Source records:
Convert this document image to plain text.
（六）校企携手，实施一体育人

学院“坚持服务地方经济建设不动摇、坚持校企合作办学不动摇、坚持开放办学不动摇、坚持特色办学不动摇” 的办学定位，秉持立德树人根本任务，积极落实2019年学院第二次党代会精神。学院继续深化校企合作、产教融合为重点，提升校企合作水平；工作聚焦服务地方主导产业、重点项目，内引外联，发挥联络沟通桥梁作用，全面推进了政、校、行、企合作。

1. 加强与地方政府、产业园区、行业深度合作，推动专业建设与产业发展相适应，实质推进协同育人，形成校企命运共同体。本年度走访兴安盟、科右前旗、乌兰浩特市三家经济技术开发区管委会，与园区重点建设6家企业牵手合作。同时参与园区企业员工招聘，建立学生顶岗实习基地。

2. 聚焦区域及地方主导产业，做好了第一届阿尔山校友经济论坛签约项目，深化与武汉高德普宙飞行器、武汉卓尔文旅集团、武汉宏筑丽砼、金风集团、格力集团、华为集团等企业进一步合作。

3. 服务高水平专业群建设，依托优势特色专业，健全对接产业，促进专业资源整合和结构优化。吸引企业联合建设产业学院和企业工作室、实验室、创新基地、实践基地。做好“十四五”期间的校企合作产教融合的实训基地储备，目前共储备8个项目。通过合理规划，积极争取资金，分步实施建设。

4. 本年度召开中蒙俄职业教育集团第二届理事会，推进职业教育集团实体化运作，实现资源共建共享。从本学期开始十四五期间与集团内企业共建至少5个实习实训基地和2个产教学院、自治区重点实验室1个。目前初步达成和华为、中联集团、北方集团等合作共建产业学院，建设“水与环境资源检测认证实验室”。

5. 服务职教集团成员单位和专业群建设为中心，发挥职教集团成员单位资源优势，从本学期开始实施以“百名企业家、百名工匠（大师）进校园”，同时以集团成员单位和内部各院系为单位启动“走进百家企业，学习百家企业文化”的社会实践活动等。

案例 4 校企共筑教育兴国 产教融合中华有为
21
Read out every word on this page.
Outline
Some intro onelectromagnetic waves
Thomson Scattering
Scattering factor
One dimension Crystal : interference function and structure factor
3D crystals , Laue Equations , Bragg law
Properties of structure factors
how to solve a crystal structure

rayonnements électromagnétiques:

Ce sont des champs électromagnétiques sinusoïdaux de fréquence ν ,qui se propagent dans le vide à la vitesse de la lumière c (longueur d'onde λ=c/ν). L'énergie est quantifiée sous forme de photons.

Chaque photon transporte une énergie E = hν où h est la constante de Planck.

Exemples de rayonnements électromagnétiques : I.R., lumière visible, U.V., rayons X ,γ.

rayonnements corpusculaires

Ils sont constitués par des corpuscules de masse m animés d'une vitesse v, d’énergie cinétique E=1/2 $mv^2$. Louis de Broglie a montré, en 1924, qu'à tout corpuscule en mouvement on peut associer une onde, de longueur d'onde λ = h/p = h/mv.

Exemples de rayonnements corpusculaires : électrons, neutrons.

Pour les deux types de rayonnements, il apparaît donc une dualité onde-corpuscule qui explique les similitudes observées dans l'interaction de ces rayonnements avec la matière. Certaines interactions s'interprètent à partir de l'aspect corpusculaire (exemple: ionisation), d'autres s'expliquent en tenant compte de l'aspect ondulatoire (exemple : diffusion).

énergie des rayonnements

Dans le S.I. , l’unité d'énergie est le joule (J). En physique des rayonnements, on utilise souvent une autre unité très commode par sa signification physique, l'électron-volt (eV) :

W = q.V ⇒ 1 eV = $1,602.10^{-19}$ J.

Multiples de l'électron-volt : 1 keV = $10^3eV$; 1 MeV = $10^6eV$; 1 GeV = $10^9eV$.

* **WRITTEN REQUEST**
Write every record out again, unaltered.

* **FINISHED TASK**
Convert this document image to plain text.
（六）校企携手，实施一体育人

学院“坚持服务地方经济建设不动摇、坚持校企合作办学不动摇、坚持开放办学不动摇、坚持特色办学不动摇” 的办学定位，秉持立德树人根本任务，积极落实2019年学院第二次党代会精神。学院继续深化校企合作、产教融合为重点，提升校企合作水平；工作聚焦服务地方主导产业、重点项目，内引外联，发挥联络沟通桥梁作用，全面推进了政、校、行、企合作。

1. 加强与地方政府、产业园区、行业深度合作，推动专业建设与产业发展相适应，实质推进协同育人，形成校企命运共同体。本年度走访兴安盟、科右前旗、乌兰浩特市三家经济技术开发区管委会，与园区重点建设6家企业牵手合作。同时参与园区企业员工招聘，建立学生顶岗实习基地。

2. 聚焦区域及地方主导产业，做好了第一届阿尔山校友经济论坛签约项目，深化与武汉高德普宙飞行器、武汉卓尔文旅集团、武汉宏筑丽砼、金风集团、格力集团、华为集团等企业进一步合作。

3. 服务高水平专业群建设，依托优势特色专业，健全对接产业，促进专业资源整合和结构优化。吸引企业联合建设产业学院和企业工作室、实验室、创新基地、实践基地。做好“十四五”期间的校企合作产教融合的实训基地储备，目前共储备8个项目。通过合理规划，积极争取资金，分步实施建设。

4. 本年度召开中蒙俄职业教育集团第二届理事会，推进职业教育集团实体化运作，实现资源共建共享。从本学期开始十四五期间与集团内企业共建至少5个实习实训基地和2个产教学院、自治区重点实验室1个。目前初步达成和华为、中联集团、北方集团等合作共建产业学院，建设“水与环境资源检测认证实验室”。

5. 服务职教集团成员单位和专业群建设为中心，发挥职教集团成员单位资源优势，从本学期开始实施以“百名企业家、百名工匠（大师）进校园”，同时以集团成员单位和内部各院系为单位启动“走进百家企业，学习百家企业文化”的社会实践活动等。

案例 4 校企共筑教育兴国 产教融合中华有为
21
Read out every word on this page.
Outline
Some intro onelectromagnetic waves
Thomson Scattering
Scattering factor
One dimension Crystal : interference function and structure factor
3D crystals , Laue Equations , Bragg law
Properties of structure factors
how to solve a crystal structure

rayonnements électromagnétiques:

Ce sont des champs électromagnétiques sinusoïdaux de fréquence ν ,qui se propagent dans le vide à la vitesse de la lumière c (longueur d'onde λ=c/ν). L'énergie est quantifiée sous forme de photons.

Chaque photon transporte une énergie E = hν où h est la constante de Planck.

Exemples de rayonnements électromagnétiques : I.R., lumière visible, U.V., rayons X ,γ.

rayonnements corpusculaires

Ils sont constitués par des corpuscules de masse m animés d'une vitesse v, d’énergie cinétique E=1/2 $mv^2$. Louis de Broglie a montré, en 1924, qu'à tout corpuscule en mouvement on peut associer une onde, de longueur d'onde λ = h/p = h/mv.

Exemples de rayonnements corpusculaires : électrons, neutrons.

Pour les deux types de rayonnements, il apparaît donc une dualité onde-corpuscule qui explique les similitudes observées dans l'interaction de ces rayonnements avec la matière. Certaines interactions s'interprètent à partir de l'aspect corpusculaire (exemple: ionisation), d'autres s'expliquent en tenant compte de l'aspect ondulatoire (exemple : diffusion).

énergie des rayonnements

Dans le S.I. , l’unité d'énergie est le joule (J). En physique des rayonnements, on utilise souvent une autre unité très commode par sa signification physique, l'électron-volt (eV) :

W = q.V ⇒ 1 eV = $1,602.10^{-19}$ J.

Multiples de l'électron-volt : 1 keV = $10^3eV$; 1 MeV = $10^6eV$; 1 GeV = $10^9eV$.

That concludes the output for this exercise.